---------- LISTED RECORDS

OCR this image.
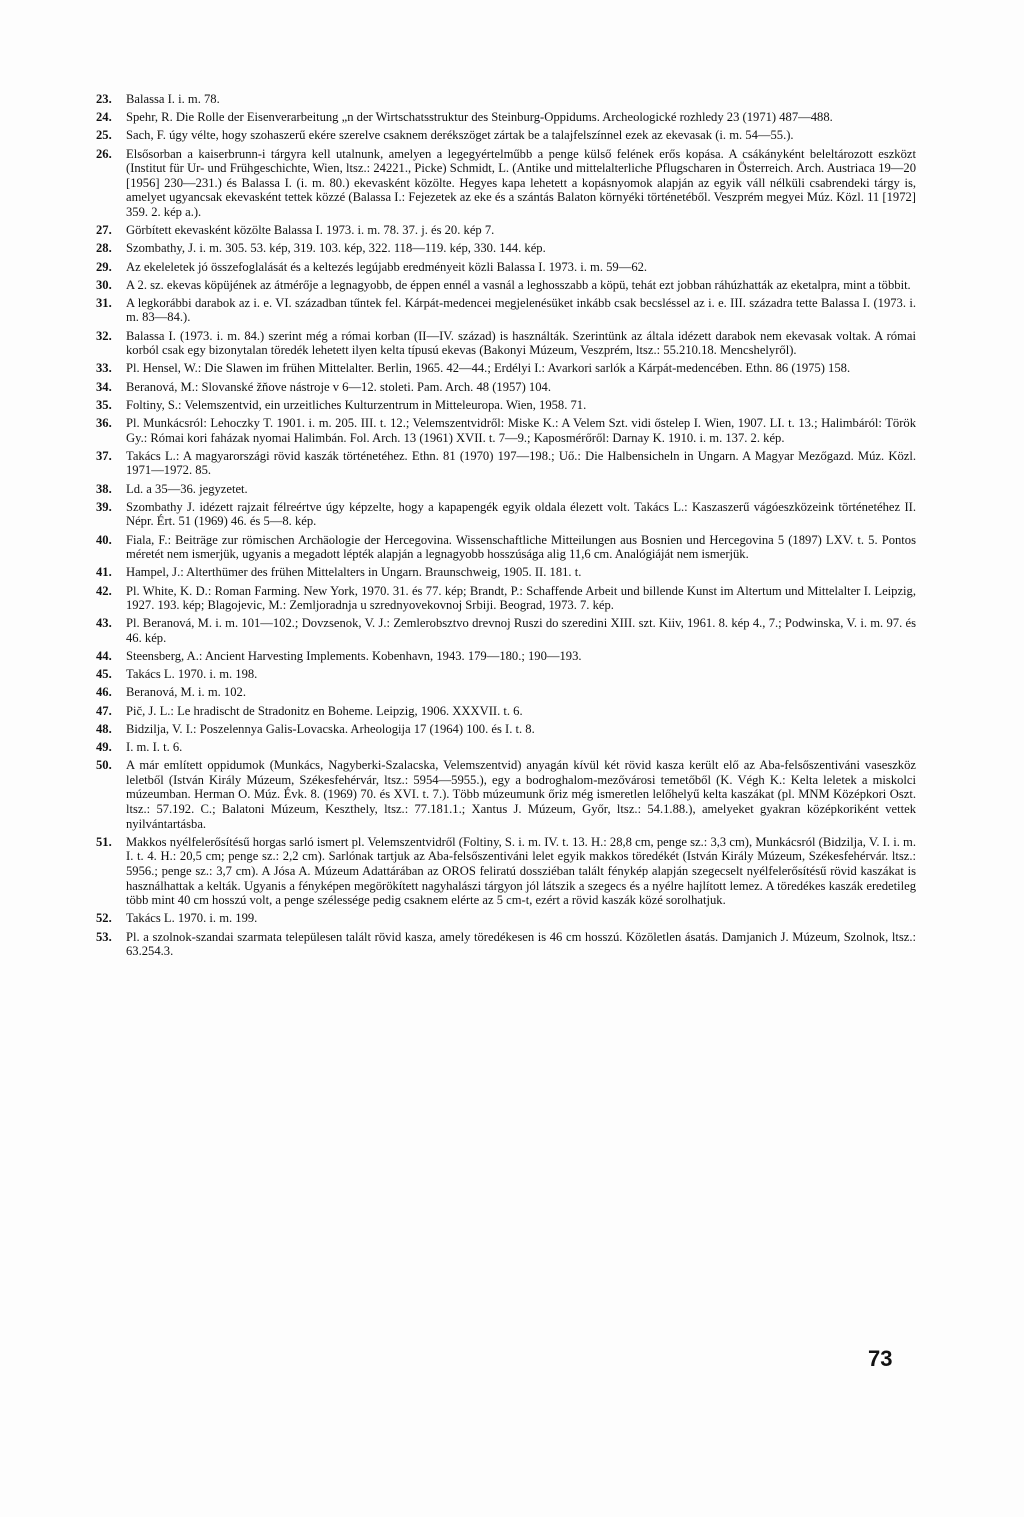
23.	Balassa I. i. m. 78.
24.	Spehr, R. Die Rolle der Eisenverarbeitung „n der Wirtschatsstruktur des Steinburg-Oppidums. Archeologické rozhledy 23 (1971) 487—488.
25.	Sach, F. úgy vélte, hogy szohaszerű ekére szerelve csaknem derékszöget zártak be a talajfelszínnel ezek az ekevasak (i. m. 54—55.).
26.	Elsősorban a kaiserbrunn-i tárgyra kell utalnunk, amelyen a legegyértelműbb a penge külső felének erős kopása. A csákányként beleltározott eszközt (Institut für Ur- und Frühgeschichte, Wien, ltsz.: 24221., Picke) Schmidt, L. (Antike und mittelalterliche Pflugscharen in Österreich. Arch. Austriaca 19—20 [1956] 230—231.) és Balassa I. (i. m. 80.) ekevasként közölte. Hegyes kapa lehetett a kopásnyomok alapján az egyik váll nélküli csabrendeki tárgy is, amelyet ugyancsak ekevasként tettek közzé (Balassa I.: Fejezetek az eke és a szántás Balaton környéki történetéből. Veszprém megyei Múz. Közl. 11 [1972] 359. 2. kép a.).
27.	Görbített ekevasként közölte Balassa I. 1973. i. m. 78. 37. j. és 20. kép 7.
28.	Szombathy, J. i. m. 305. 53. kép, 319. 103. kép, 322. 118—119. kép, 330. 144. kép.
29.	Az ekeleletek jó összefoglalását és a keltezés legújabb eredményeit közli Balassa I. 1973. i. m. 59—62.
30.	A 2. sz. ekevas köpüjének az átmérője a legnagyobb, de éppen ennél a vasnál a leghosszabb a köpü, tehát ezt jobban ráhúzhatták az eketalpra, mint a többit.
31.	A legkorábbi darabok az i. e. VI. században tűntek fel. Kárpát-medencei megjelenésüket inkább csak becsléssel az i. e. III. századra tette Balassa I. (1973. i. m. 83—84.).
32.	Balassa I. (1973. i. m. 84.) szerint még a római korban (II—IV. század) is használták. Szerintünk az általa idézett darabok nem ekevasak voltak. A római korból csak egy bizonytalan töredék lehetett ilyen kelta típusú ekevas (Bakonyi Múzeum, Veszprém, ltsz.: 55.210.18. Mencshelyről).
33.	Pl. Hensel, W.: Die Slawen im frühen Mittelalter. Berlin, 1965. 42—44.; Erdélyi I.: Avarkori sarlók a Kárpát-medencében. Ethn. 86 (1975) 158.
34.	Beranová, M.: Slovanské žňove nástroje v 6—12. stoleti. Pam. Arch. 48 (1957) 104.
35.	Foltiny, S.: Velemszentvid, ein urzeitliches Kulturzentrum in Mitteleuropa. Wien, 1958. 71.
36.	Pl. Munkácsról: Lehoczky T. 1901. i. m. 205. III. t. 12.; Velemszentvidről: Miske K.: A Velem Szt. vidi őstelep I. Wien, 1907. LI. t. 13.; Halimbáról: Török Gy.: Római kori faházak nyomai Halimbán. Fol. Arch. 13 (1961) XVII. t. 7—9.; Kaposmérőről: Darnay K. 1910. i. m. 137. 2. kép.
37.	Takács L.: A magyarországi rövid kaszák történetéhez. Ethn. 81 (1970) 197—198.; Uő.: Die Halbensicheln in Ungarn. A Magyar Mezőgazd. Múz. Közl. 1971—1972. 85.
38.	Ld. a 35—36. jegyzetet.
39.	Szombathy J. idézett rajzait félreértve úgy képzelte, hogy a kapapengék egyik oldala élezett volt. Takács L.: Kaszaszerű vágóeszközeink történetéhez II. Népr. Ért. 51 (1969) 46. és 5—8. kép.
40.	Fiala, F.: Beiträge zur römischen Archäologie der Hercegovina. Wissenschaftliche Mitteilungen aus Bosnien und Hercegovina 5 (1897) LXV. t. 5. Pontos méretét nem ismerjük, ugyanis a megadott lépték alapján a legnagyobb hosszúsága alig 11,6 cm. Analógiáját nem ismerjük.
41.	Hampel, J.: Alterthümer des frühen Mittelalters in Ungarn. Braunschweig, 1905. II. 181. t.
42.	Pl. White, K. D.: Roman Farming. New York, 1970. 31. és 77. kép; Brandt, P.: Schaffende Arbeit und billende Kunst im Altertum und Mittelalter I. Leipzig, 1927. 193. kép; Blagojevic, M.: Zemljoradnja u szrednyovekovnoj Srbiji. Beograd, 1973. 7. kép.
43.	Pl. Beranová, M. i. m. 101—102.; Dovzsenok, V. J.: Zemlerobsztvo drevnoj Ruszi do szeredini XIII. szt. Kiiv, 1961. 8. kép 4., 7.; Podwinska, V. i. m. 97. és 46. kép.
44.	Steensberg, A.: Ancient Harvesting Implements. Kobenhavn, 1943. 179—180.; 190—193.
45.	Takács L. 1970. i. m. 198.
46.	Beranová, M. i. m. 102.
47.	Pič, J. L.: Le hradischt de Stradonitz en Boheme. Leipzig, 1906. XXXVII. t. 6.
48.	Bidzilja, V. I.: Poszelennya Galis-Lovacska. Arheologija 17 (1964) 100. és I. t. 8.
49.	I. m. I. t. 6.
50.	A már említett oppidumok (Munkács, Nagyberki-Szalacska, Velemszentvid) anyagán kívül két rövid kasza került elő az Aba-felsőszentiváni vaseszköz leletből (István Király Múzeum, Székesfehérvár, ltsz.: 5954—5955.), egy a bodroghalom-mezővárosi temetőből (K. Végh K.: Kelta leletek a miskolci múzeumban. Herman O. Múz. Évk. 8. (1969) 70. és XVI. t. 7.). Több múzeumunk őriz még ismeretlen lelőhelyű kelta kaszákat (pl. MNM Középkori Oszt. ltsz.: 57.192. C.; Balatoni Múzeum, Keszthely, ltsz.: 77.181.1.; Xantus J. Múzeum, Győr, ltsz.: 54.1.88.), amelyeket gyakran középkoriként vettek nyilvántartásba.
51.	Makkos nyélfelerősítésű horgas sarló ismert pl. Velemszentvidről (Foltiny, S. i. m. IV. t. 13. H.: 28,8 cm, penge sz.: 3,3 cm), Munkácsról (Bidzilja, V. I. i. m. I. t. 4. H.: 20,5 cm; penge sz.: 2,2 cm). Sarlónak tartjuk az Aba-felsőszentiváni lelet egyik makkos töredékét (István Király Múzeum, Székesfehérvár. ltsz.: 5956.; penge sz.: 3,7 cm). A Jósa A. Múzeum Adattárában az OROS feliratú dossziéban talált fénykép alapján szegecselt nyélfelerősítésű rövid kaszákat is használhattak a kelták. Ugyanis a fényképen megörökített nagyhalászi tárgyon jól látszik a szegecs és a nyélre hajlított lemez. A töredékes kaszák eredetileg több mint 40 cm hosszú volt, a penge szélessége pedig csaknem elérte az 5 cm-t, ezért a rövid kaszák közé sorolhatjuk.
52.	Takács L. 1970. i. m. 199.
53.	Pl. a szolnok-szandai szarmata települesen talált rövid kasza, amely töredékesen is 46 cm hosszú. Közöletlen ásatás. Damjanich J. Múzeum, Szolnok, ltsz.: 63.254.3.
73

--------------------

Restate each entry word for word, please, but drop any images it holds.

OCR this image.
23.	Balassa I. i. m. 78.
24.	Spehr, R. Die Rolle der Eisenverarbeitung „n der Wirtschatsstruktur des Steinburg-Oppidums. Archeologické rozhledy 23 (1971) 487—488.
25.	Sach, F. úgy vélte, hogy szohaszerű ekére szerelve csaknem derékszöget zártak be a talajfelszínnel ezek az ekevasak (i. m. 54—55.).
26.	Elsősorban a kaiserbrunn-i tárgyra kell utalnunk, amelyen a legegyértelműbb a penge külső felének erős kopása. A csákányként beleltározott eszközt (Institut für Ur- und Frühgeschichte, Wien, ltsz.: 24221., Picke) Schmidt, L. (Antike und mittelalterliche Pflugscharen in Österreich. Arch. Austriaca 19—20 [1956] 230—231.) és Balassa I. (i. m. 80.) ekevasként közölte. Hegyes kapa lehetett a kopásnyomok alapján az egyik váll nélküli csabrendeki tárgy is, amelyet ugyancsak ekevasként tettek közzé (Balassa I.: Fejezetek az eke és a szántás Balaton környéki történetéből. Veszprém megyei Múz. Közl. 11 [1972] 359. 2. kép a.).
27.	Görbített ekevasként közölte Balassa I. 1973. i. m. 78. 37. j. és 20. kép 7.
28.	Szombathy, J. i. m. 305. 53. kép, 319. 103. kép, 322. 118—119. kép, 330. 144. kép.
29.	Az ekeleletek jó összefoglalását és a keltezés legújabb eredményeit közli Balassa I. 1973. i. m. 59—62.
30.	A 2. sz. ekevas köpüjének az átmérője a legnagyobb, de éppen ennél a vasnál a leghosszabb a köpü, tehát ezt jobban ráhúzhatták az eketalpra, mint a többit.
31.	A legkorábbi darabok az i. e. VI. században tűntek fel. Kárpát-medencei megjelenésüket inkább csak becsléssel az i. e. III. századra tette Balassa I. (1973. i. m. 83—84.).
32.	Balassa I. (1973. i. m. 84.) szerint még a római korban (II—IV. század) is használták. Szerintünk az általa idézett darabok nem ekevasak voltak. A római korból csak egy bizonytalan töredék lehetett ilyen kelta típusú ekevas (Bakonyi Múzeum, Veszprém, ltsz.: 55.210.18. Mencshelyről).
33.	Pl. Hensel, W.: Die Slawen im frühen Mittelalter. Berlin, 1965. 42—44.; Erdélyi I.: Avarkori sarlók a Kárpát-medencében. Ethn. 86 (1975) 158.
34.	Beranová, M.: Slovanské žňove nástroje v 6—12. stoleti. Pam. Arch. 48 (1957) 104.
35.	Foltiny, S.: Velemszentvid, ein urzeitliches Kulturzentrum in Mitteleuropa. Wien, 1958. 71.
36.	Pl. Munkácsról: Lehoczky T. 1901. i. m. 205. III. t. 12.; Velemszentvidről: Miske K.: A Velem Szt. vidi őstelep I. Wien, 1907. LI. t. 13.; Halimbáról: Török Gy.: Római kori faházak nyomai Halimbán. Fol. Arch. 13 (1961) XVII. t. 7—9.; Kaposmérőről: Darnay K. 1910. i. m. 137. 2. kép.
37.	Takács L.: A magyarországi rövid kaszák történetéhez. Ethn. 81 (1970) 197—198.; Uő.: Die Halbensicheln in Ungarn. A Magyar Mezőgazd. Múz. Közl. 1971—1972. 85.
38.	Ld. a 35—36. jegyzetet.
39.	Szombathy J. idézett rajzait félreértve úgy képzelte, hogy a kapapengék egyik oldala élezett volt. Takács L.: Kaszaszerű vágóeszközeink történetéhez II. Népr. Ért. 51 (1969) 46. és 5—8. kép.
40.	Fiala, F.: Beiträge zur römischen Archäologie der Hercegovina. Wissenschaftliche Mitteilungen aus Bosnien und Hercegovina 5 (1897) LXV. t. 5. Pontos méretét nem ismerjük, ugyanis a megadott lépték alapján a legnagyobb hosszúsága alig 11,6 cm. Analógiáját nem ismerjük.
41.	Hampel, J.: Alterthümer des frühen Mittelalters in Ungarn. Braunschweig, 1905. II. 181. t.
42.	Pl. White, K. D.: Roman Farming. New York, 1970. 31. és 77. kép; Brandt, P.: Schaffende Arbeit und billende Kunst im Altertum und Mittelalter I. Leipzig, 1927. 193. kép; Blagojevic, M.: Zemljoradnja u szrednyovekovnoj Srbiji. Beograd, 1973. 7. kép.
43.	Pl. Beranová, M. i. m. 101—102.; Dovzsenok, V. J.: Zemlerobsztvo drevnoj Ruszi do szeredini XIII. szt. Kiiv, 1961. 8. kép 4., 7.; Podwinska, V. i. m. 97. és 46. kép.
44.	Steensberg, A.: Ancient Harvesting Implements. Kobenhavn, 1943. 179—180.; 190—193.
45.	Takács L. 1970. i. m. 198.
46.	Beranová, M. i. m. 102.
47.	Pič, J. L.: Le hradischt de Stradonitz en Boheme. Leipzig, 1906. XXXVII. t. 6.
48.	Bidzilja, V. I.: Poszelennya Galis-Lovacska. Arheologija 17 (1964) 100. és I. t. 8.
49.	I. m. I. t. 6.
50.	A már említett oppidumok (Munkács, Nagyberki-Szalacska, Velemszentvid) anyagán kívül két rövid kasza került elő az Aba-felsőszentiváni vaseszköz leletből (István Király Múzeum, Székesfehérvár, ltsz.: 5954—5955.), egy a bodroghalom-mezővárosi temetőből (K. Végh K.: Kelta leletek a miskolci múzeumban. Herman O. Múz. Évk. 8. (1969) 70. és XVI. t. 7.). Több múzeumunk őriz még ismeretlen lelőhelyű kelta kaszákat (pl. MNM Középkori Oszt. ltsz.: 57.192. C.; Balatoni Múzeum, Keszthely, ltsz.: 77.181.1.; Xantus J. Múzeum, Győr, ltsz.: 54.1.88.), amelyeket gyakran középkoriként vettek nyilvántartásba.
51.	Makkos nyélfelerősítésű horgas sarló ismert pl. Velemszentvidről (Foltiny, S. i. m. IV. t. 13. H.: 28,8 cm, penge sz.: 3,3 cm), Munkácsról (Bidzilja, V. I. i. m. I. t. 4. H.: 20,5 cm; penge sz.: 2,2 cm). Sarlónak tartjuk az Aba-felsőszentiváni lelet egyik makkos töredékét (István Király Múzeum, Székesfehérvár. ltsz.: 5956.; penge sz.: 3,7 cm). A Jósa A. Múzeum Adattárában az OROS feliratú dossziéban talált fénykép alapján szegecselt nyélfelerősítésű rövid kaszákat is használhattak a kelták. Ugyanis a fényképen megörökített nagyhalászi tárgyon jól látszik a szegecs és a nyélre hajlított lemez. A töredékes kaszák eredetileg több mint 40 cm hosszú volt, a penge szélessége pedig csaknem elérte az 5 cm-t, ezért a rövid kaszák közé sorolhatjuk.
52.	Takács L. 1970. i. m. 199.
53.	Pl. a szolnok-szandai szarmata települesen talált rövid kasza, amely töredékesen is 46 cm hosszú. Közöletlen ásatás. Damjanich J. Múzeum, Szolnok, ltsz.: 63.254.3.
73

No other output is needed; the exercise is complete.